**Task inputs:**
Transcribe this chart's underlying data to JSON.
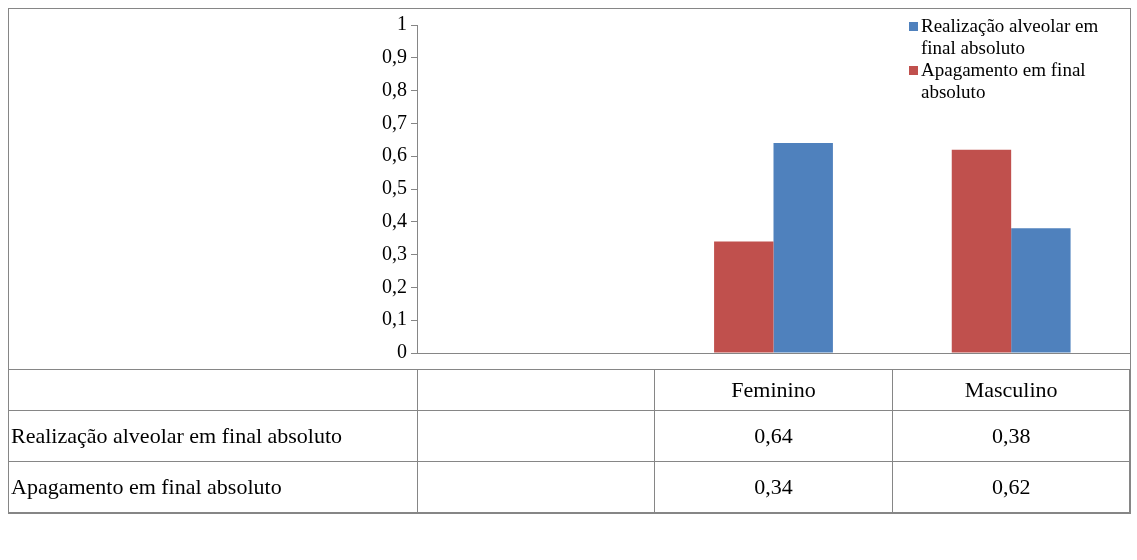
{
  "chart_data": {
    "type": "bar",
    "categories": [
      null,
      "Feminino",
      "Masculino"
    ],
    "series": [
      {
        "name": "Realização alveolar em final absoluto",
        "color": "#4f81bd",
        "values": [
          null,
          0.64,
          0.38
        ],
        "value_labels": [
          null,
          "0,64",
          "0,38"
        ]
      },
      {
        "name": "Apagamento em final absoluto",
        "color": "#c0504d",
        "values": [
          null,
          0.34,
          0.62
        ],
        "value_labels": [
          null,
          "0,34",
          "0,62"
        ]
      }
    ],
    "ylim": [
      0,
      1
    ],
    "yticks": [
      0,
      {
        "value": 0.1,
        "label": "0,1"
      },
      {
        "value": 0.2,
        "label": "0,2"
      },
      {
        "value": 0.3,
        "label": "0,3"
      },
      {
        "value": 0.4,
        "label": "0,4"
      },
      {
        "value": 0.5,
        "label": "0,5"
      },
      {
        "value": 0.6,
        "label": "0,6"
      },
      {
        "value": 0.7,
        "label": "0,7"
      },
      {
        "value": 0.8,
        "label": "0,8"
      },
      {
        "value": 0.9,
        "label": "0,9"
      },
      1
    ],
    "grid": false,
    "legend": "top right"
  }
}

**What to do:** Nothing in the entries should change as you copy them, except that the pictures are left out.

**Exercise output:**
Transcribe this chart's underlying data to JSON.
{
  "chart_data": {
    "type": "bar",
    "categories": [
      null,
      "Feminino",
      "Masculino"
    ],
    "series": [
      {
        "name": "Realização alveolar em final absoluto",
        "color": "#4f81bd",
        "values": [
          null,
          0.64,
          0.38
        ],
        "value_labels": [
          null,
          "0,64",
          "0,38"
        ]
      },
      {
        "name": "Apagamento em final absoluto",
        "color": "#c0504d",
        "values": [
          null,
          0.34,
          0.62
        ],
        "value_labels": [
          null,
          "0,34",
          "0,62"
        ]
      }
    ],
    "ylim": [
      0,
      1
    ],
    "yticks": [
      0,
      {
        "value": 0.1,
        "label": "0,1"
      },
      {
        "value": 0.2,
        "label": "0,2"
      },
      {
        "value": 0.3,
        "label": "0,3"
      },
      {
        "value": 0.4,
        "label": "0,4"
      },
      {
        "value": 0.5,
        "label": "0,5"
      },
      {
        "value": 0.6,
        "label": "0,6"
      },
      {
        "value": 0.7,
        "label": "0,7"
      },
      {
        "value": 0.8,
        "label": "0,8"
      },
      {
        "value": 0.9,
        "label": "0,9"
      },
      1
    ],
    "grid": false,
    "legend": "top right"
  }
}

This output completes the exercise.